____ Dataset excerpts

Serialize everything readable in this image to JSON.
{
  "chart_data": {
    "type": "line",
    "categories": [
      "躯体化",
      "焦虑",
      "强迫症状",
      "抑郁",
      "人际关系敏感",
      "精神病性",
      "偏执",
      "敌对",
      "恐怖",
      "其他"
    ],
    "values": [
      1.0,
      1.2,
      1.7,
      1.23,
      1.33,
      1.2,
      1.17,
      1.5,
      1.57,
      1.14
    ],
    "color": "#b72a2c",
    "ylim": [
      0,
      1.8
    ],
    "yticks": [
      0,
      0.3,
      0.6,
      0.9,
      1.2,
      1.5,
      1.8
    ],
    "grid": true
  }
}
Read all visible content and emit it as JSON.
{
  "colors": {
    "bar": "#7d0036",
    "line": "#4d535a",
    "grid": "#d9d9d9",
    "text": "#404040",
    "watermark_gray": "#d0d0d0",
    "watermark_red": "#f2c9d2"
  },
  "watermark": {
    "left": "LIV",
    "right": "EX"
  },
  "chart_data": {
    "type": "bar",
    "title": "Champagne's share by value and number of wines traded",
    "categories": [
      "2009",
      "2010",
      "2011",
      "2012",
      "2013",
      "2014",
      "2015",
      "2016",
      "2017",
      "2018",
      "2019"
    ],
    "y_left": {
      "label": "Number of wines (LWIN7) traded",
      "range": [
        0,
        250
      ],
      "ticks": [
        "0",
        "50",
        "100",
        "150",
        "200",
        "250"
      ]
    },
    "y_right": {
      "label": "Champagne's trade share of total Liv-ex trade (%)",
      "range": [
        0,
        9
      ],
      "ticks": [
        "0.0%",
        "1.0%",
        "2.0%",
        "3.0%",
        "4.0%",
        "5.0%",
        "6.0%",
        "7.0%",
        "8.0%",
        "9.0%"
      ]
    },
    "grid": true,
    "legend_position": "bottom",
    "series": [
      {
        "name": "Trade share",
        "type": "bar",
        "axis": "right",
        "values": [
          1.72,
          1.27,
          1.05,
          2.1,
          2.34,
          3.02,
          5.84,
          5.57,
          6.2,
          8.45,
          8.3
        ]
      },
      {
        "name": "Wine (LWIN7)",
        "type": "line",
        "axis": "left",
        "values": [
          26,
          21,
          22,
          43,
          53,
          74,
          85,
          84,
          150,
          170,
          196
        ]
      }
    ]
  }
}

________

Identify and list each line with the word "label".

      "label": "Number of wines (LWIN7) traded",
      "label": "Champagne's trade share of total Liv-ex trade (%)",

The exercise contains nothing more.